**The exercise:**
Copy all lines in which the word "Product" can be found.

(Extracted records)
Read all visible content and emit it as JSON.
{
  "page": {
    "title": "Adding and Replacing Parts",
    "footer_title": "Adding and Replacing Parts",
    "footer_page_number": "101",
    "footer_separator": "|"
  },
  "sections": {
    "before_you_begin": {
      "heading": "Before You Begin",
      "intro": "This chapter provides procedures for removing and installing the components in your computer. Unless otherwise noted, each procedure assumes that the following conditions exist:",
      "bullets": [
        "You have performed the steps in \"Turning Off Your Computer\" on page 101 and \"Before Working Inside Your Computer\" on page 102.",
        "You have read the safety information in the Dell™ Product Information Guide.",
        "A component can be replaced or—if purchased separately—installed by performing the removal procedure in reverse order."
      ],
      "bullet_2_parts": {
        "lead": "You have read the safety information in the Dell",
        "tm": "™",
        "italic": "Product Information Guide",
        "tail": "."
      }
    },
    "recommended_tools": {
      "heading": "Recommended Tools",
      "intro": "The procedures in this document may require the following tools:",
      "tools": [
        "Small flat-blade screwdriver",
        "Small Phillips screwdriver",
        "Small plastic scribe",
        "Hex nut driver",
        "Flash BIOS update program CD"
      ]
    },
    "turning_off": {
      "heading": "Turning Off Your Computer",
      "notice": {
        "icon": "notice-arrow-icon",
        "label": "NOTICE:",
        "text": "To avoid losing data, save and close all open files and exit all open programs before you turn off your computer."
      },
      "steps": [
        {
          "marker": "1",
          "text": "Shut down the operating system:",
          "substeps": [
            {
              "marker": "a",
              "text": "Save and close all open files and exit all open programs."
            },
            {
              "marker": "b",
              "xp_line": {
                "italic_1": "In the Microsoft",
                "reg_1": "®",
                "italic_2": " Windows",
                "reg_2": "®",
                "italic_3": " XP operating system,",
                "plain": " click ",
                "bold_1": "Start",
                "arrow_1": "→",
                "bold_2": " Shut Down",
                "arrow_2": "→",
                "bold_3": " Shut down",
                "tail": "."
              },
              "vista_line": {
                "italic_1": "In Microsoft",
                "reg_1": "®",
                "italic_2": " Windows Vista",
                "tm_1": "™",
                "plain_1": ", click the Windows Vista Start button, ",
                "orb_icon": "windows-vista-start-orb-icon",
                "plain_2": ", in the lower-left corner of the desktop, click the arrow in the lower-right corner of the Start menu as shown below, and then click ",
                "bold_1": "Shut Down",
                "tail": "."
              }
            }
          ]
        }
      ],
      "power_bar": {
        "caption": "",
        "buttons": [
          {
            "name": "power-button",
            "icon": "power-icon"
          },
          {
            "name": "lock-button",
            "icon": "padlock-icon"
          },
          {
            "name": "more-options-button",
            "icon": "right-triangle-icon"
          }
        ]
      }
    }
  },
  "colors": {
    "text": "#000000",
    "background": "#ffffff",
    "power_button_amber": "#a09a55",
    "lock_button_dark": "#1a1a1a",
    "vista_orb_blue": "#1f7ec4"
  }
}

**Result below:**
        "You have read the safety information in the Dell™ Product Information Guide.",
        "italic": "Product Information Guide",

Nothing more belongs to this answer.